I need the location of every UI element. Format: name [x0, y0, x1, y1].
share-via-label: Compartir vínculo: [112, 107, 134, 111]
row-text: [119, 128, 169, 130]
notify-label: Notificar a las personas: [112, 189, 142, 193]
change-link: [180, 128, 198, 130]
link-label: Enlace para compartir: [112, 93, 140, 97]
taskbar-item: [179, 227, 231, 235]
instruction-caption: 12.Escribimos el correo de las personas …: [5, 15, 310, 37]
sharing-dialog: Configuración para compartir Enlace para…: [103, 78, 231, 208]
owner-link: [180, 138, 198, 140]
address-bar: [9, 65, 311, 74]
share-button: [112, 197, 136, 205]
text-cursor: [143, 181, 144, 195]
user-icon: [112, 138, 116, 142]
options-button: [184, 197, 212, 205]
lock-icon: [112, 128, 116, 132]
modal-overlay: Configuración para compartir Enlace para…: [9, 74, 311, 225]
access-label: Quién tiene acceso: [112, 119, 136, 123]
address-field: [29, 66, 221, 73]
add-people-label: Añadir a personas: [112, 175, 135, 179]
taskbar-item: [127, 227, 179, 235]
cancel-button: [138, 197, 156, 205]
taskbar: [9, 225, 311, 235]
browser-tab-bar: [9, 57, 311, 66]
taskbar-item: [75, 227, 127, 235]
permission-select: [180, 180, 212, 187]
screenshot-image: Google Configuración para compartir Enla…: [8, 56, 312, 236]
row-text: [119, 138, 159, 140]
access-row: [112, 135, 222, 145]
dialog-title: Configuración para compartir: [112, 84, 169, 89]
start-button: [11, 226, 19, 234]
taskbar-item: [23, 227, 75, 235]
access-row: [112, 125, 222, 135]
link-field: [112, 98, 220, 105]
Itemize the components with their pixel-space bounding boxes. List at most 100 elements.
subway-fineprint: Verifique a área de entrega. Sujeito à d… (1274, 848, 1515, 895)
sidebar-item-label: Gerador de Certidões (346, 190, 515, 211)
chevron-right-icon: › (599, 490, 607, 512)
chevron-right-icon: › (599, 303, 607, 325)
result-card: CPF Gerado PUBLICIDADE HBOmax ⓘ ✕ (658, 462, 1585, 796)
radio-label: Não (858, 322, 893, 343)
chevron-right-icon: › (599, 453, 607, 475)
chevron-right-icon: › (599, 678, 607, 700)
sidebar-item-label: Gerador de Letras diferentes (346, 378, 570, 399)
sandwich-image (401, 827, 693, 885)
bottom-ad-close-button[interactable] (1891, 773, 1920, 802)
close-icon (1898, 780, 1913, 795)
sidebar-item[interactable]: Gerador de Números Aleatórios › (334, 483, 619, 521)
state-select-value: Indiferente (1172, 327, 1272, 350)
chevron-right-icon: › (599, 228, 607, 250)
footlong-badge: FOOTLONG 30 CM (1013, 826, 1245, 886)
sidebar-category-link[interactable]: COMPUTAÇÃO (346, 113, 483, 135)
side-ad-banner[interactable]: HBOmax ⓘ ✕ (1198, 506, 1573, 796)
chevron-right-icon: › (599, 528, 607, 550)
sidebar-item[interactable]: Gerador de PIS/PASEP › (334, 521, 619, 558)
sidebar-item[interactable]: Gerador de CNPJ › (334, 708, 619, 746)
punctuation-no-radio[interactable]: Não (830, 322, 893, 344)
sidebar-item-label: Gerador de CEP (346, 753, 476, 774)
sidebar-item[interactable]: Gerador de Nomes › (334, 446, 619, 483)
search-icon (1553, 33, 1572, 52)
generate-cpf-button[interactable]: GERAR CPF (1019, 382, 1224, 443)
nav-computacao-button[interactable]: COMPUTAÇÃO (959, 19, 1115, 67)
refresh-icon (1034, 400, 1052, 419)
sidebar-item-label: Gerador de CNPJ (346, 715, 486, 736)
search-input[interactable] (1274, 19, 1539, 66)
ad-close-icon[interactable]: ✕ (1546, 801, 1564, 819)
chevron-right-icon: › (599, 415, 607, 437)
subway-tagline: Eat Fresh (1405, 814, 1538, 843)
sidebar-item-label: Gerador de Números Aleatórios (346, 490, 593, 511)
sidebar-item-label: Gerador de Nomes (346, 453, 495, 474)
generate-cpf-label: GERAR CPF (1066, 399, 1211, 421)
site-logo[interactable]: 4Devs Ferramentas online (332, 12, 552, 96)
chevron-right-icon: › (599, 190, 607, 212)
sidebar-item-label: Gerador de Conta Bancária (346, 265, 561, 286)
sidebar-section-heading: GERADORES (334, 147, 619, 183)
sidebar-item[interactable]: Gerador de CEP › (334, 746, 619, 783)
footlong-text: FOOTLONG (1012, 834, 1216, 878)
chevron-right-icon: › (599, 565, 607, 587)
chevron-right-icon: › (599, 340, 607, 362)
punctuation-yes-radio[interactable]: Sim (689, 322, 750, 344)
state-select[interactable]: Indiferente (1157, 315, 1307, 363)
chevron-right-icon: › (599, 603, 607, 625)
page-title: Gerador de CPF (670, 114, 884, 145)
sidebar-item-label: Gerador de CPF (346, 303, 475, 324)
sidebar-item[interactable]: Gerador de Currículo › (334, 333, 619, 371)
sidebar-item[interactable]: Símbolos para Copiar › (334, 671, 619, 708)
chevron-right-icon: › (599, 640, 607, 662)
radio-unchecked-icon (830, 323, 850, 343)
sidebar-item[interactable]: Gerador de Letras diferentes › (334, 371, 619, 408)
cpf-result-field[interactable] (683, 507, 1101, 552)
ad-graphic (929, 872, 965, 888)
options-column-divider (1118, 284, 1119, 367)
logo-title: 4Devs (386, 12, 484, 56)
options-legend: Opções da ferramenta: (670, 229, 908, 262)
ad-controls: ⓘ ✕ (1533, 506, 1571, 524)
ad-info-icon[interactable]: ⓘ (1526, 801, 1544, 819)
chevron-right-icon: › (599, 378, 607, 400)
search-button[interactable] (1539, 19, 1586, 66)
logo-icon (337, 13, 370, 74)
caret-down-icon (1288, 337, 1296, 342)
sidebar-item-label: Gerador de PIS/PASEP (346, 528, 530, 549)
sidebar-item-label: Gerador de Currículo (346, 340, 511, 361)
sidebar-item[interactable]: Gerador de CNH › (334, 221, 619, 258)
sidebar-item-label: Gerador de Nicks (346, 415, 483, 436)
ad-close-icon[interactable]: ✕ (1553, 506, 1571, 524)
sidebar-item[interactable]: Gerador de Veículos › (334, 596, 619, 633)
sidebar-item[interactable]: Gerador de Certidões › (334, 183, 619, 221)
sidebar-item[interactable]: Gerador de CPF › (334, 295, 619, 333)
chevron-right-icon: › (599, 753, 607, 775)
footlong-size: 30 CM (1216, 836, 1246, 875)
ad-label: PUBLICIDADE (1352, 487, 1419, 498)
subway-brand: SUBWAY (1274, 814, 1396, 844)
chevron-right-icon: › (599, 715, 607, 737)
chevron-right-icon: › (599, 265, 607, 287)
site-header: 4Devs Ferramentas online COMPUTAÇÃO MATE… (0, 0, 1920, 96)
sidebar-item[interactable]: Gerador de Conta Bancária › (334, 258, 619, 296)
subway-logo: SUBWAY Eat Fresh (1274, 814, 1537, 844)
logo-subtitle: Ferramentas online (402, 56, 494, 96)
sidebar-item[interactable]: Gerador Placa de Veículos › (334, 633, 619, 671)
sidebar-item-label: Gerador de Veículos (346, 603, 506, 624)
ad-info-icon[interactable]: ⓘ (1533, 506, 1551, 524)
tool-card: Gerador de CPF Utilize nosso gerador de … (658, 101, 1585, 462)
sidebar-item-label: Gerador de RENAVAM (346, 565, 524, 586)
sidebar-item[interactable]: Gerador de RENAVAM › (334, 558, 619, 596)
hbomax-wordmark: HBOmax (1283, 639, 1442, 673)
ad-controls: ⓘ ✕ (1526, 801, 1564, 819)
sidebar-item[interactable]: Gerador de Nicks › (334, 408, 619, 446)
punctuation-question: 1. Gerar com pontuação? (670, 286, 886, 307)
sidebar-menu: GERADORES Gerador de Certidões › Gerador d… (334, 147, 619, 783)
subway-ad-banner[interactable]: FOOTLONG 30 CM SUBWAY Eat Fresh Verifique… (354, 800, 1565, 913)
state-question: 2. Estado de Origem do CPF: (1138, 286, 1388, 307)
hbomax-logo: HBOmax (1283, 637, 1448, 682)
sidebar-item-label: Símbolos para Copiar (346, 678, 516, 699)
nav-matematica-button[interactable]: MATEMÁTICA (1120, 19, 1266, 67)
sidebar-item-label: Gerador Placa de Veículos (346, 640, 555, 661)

------------------------------------------------------------

- Written task:
Lay out the lines as a Markdown table with the columns "No." and "Line", starting at the first line and ending at the line that contains "link-label: Enlace para", both included. Number the rows in order and leave out any blank lines.

- Task response:
| No. | Line |
|---|---|
| 1 | I need the location of every UI element. Format: name [x0, y0, x1, y1]. |
| 2 | share-via-label: Compartir vínculo: [112, 107, 134, 111] |
| 3 | row-text: [119, 128, 169, 130] |
| 4 | notify-label: Notificar a las personas: [112, 189, 142, 193] |
| 5 | change-link: [180, 128, 198, 130] |
| 6 | link-label: Enlace para compartir: [112, 93, 140, 97] |